- YOUR OBJECTIVE -
Read the data and repeat it in full, exactly.

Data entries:
----------------
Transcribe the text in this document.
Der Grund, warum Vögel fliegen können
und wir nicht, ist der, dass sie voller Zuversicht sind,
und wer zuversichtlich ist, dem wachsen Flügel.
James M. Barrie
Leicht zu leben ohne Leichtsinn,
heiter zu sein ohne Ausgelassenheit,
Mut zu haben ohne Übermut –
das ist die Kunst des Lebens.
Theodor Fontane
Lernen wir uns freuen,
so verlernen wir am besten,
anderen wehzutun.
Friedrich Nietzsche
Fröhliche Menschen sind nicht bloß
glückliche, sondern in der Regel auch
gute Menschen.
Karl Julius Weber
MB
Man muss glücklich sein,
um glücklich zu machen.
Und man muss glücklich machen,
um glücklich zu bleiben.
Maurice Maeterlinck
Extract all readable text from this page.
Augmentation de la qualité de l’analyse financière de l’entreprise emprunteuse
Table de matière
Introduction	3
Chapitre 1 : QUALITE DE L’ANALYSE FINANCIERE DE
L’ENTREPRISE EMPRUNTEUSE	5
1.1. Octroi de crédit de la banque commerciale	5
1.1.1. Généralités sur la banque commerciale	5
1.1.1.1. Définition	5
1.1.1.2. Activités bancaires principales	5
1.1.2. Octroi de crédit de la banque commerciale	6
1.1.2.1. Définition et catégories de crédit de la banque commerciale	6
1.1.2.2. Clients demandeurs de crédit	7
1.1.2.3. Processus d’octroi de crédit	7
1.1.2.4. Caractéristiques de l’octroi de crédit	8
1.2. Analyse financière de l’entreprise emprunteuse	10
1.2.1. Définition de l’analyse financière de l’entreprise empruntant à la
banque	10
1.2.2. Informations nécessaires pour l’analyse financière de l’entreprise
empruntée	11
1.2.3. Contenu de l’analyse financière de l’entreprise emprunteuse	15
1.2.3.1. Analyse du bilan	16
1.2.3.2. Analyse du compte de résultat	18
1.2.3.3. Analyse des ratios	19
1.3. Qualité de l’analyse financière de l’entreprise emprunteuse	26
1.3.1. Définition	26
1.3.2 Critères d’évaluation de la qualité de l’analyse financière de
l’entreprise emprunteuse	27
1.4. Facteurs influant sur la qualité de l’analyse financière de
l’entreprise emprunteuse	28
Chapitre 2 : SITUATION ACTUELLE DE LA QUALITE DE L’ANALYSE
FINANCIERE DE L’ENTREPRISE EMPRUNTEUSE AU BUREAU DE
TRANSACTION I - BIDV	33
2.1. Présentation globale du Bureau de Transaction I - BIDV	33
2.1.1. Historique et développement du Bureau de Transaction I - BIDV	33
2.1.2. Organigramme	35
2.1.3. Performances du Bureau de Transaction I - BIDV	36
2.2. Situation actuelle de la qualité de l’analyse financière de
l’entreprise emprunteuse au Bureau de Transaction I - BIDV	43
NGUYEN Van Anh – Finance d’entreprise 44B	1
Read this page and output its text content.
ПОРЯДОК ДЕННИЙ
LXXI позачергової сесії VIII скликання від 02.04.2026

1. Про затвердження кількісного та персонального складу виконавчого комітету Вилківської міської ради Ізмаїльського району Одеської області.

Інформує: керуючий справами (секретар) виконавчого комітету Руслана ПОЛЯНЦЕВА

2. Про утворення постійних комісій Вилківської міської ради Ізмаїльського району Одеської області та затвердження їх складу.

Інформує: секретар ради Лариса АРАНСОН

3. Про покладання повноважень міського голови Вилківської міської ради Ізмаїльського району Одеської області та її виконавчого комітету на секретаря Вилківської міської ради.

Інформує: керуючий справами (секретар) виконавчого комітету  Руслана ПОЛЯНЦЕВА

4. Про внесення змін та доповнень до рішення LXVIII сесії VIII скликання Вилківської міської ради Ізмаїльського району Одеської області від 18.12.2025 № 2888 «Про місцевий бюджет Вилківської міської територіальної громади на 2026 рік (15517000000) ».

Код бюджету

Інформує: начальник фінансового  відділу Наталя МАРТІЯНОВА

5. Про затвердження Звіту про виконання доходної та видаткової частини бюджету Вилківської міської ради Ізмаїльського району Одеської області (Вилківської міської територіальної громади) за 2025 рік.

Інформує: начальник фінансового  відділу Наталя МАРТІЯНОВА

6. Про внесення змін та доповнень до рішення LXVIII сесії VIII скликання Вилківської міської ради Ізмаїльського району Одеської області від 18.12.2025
----------------
- FINISHED EXERCISE -
Transcribe the text in this document.
Der Grund, warum Vögel fliegen können
und wir nicht, ist der, dass sie voller Zuversicht sind,
und wer zuversichtlich ist, dem wachsen Flügel.
James M. Barrie
Leicht zu leben ohne Leichtsinn,
heiter zu sein ohne Ausgelassenheit,
Mut zu haben ohne Übermut –
das ist die Kunst des Lebens.
Theodor Fontane
Lernen wir uns freuen,
so verlernen wir am besten,
anderen wehzutun.
Friedrich Nietzsche
Fröhliche Menschen sind nicht bloß
glückliche, sondern in der Regel auch
gute Menschen.
Karl Julius Weber
MB
Man muss glücklich sein,
um glücklich zu machen.
Und man muss glücklich machen,
um glücklich zu bleiben.
Maurice Maeterlinck
Extract all readable text from this page.
Augmentation de la qualité de l’analyse financière de l’entreprise emprunteuse
Table de matière
Introduction	3
Chapitre 1 : QUALITE DE L’ANALYSE FINANCIERE DE
L’ENTREPRISE EMPRUNTEUSE	5
1.1. Octroi de crédit de la banque commerciale	5
1.1.1. Généralités sur la banque commerciale	5
1.1.1.1. Définition	5
1.1.1.2. Activités bancaires principales	5
1.1.2. Octroi de crédit de la banque commerciale	6
1.1.2.1. Définition et catégories de crédit de la banque commerciale	6
1.1.2.2. Clients demandeurs de crédit	7
1.1.2.3. Processus d’octroi de crédit	7
1.1.2.4. Caractéristiques de l’octroi de crédit	8
1.2. Analyse financière de l’entreprise emprunteuse	10
1.2.1. Définition de l’analyse financière de l’entreprise empruntant à la
banque	10
1.2.2. Informations nécessaires pour l’analyse financière de l’entreprise
empruntée	11
1.2.3. Contenu de l’analyse financière de l’entreprise emprunteuse	15
1.2.3.1. Analyse du bilan	16
1.2.3.2. Analyse du compte de résultat	18
1.2.3.3. Analyse des ratios	19
1.3. Qualité de l’analyse financière de l’entreprise emprunteuse	26
1.3.1. Définition	26
1.3.2 Critères d’évaluation de la qualité de l’analyse financière de
l’entreprise emprunteuse	27
1.4. Facteurs influant sur la qualité de l’analyse financière de
l’entreprise emprunteuse	28
Chapitre 2 : SITUATION ACTUELLE DE LA QUALITE DE L’ANALYSE
FINANCIERE DE L’ENTREPRISE EMPRUNTEUSE AU BUREAU DE
TRANSACTION I - BIDV	33
2.1. Présentation globale du Bureau de Transaction I - BIDV	33
2.1.1. Historique et développement du Bureau de Transaction I - BIDV	33
2.1.2. Organigramme	35
2.1.3. Performances du Bureau de Transaction I - BIDV	36
2.2. Situation actuelle de la qualité de l’analyse financière de
l’entreprise emprunteuse au Bureau de Transaction I - BIDV	43
NGUYEN Van Anh – Finance d’entreprise 44B	1
Read this page and output its text content.
ПОРЯДОК ДЕННИЙ
LXXI позачергової сесії VIII скликання від 02.04.2026

1. Про затвердження кількісного та персонального складу виконавчого комітету Вилківської міської ради Ізмаїльського району Одеської області.

Інформує: керуючий справами (секретар) виконавчого комітету Руслана ПОЛЯНЦЕВА

2. Про утворення постійних комісій Вилківської міської ради Ізмаїльського району Одеської області та затвердження їх складу.

Інформує: секретар ради Лариса АРАНСОН

3. Про покладання повноважень міського голови Вилківської міської ради Ізмаїльського району Одеської області та її виконавчого комітету на секретаря Вилківської міської ради.

Інформує: керуючий справами (секретар) виконавчого комітету  Руслана ПОЛЯНЦЕВА

4. Про внесення змін та доповнень до рішення LXVIII сесії VIII скликання Вилківської міської ради Ізмаїльського району Одеської області від 18.12.2025 № 2888 «Про місцевий бюджет Вилківської міської територіальної громади на 2026 рік (15517000000) ».

Код бюджету

Інформує: начальник фінансового  відділу Наталя МАРТІЯНОВА

5. Про затвердження Звіту про виконання доходної та видаткової частини бюджету Вилківської міської ради Ізмаїльського району Одеської області (Вилківської міської територіальної громади) за 2025 рік.

Інформує: начальник фінансового  відділу Наталя МАРТІЯНОВА

6. Про внесення змін та доповнень до рішення LXVIII сесії VIII скликання Вилківської міської ради Ізмаїльського району Одеської області від 18.12.2025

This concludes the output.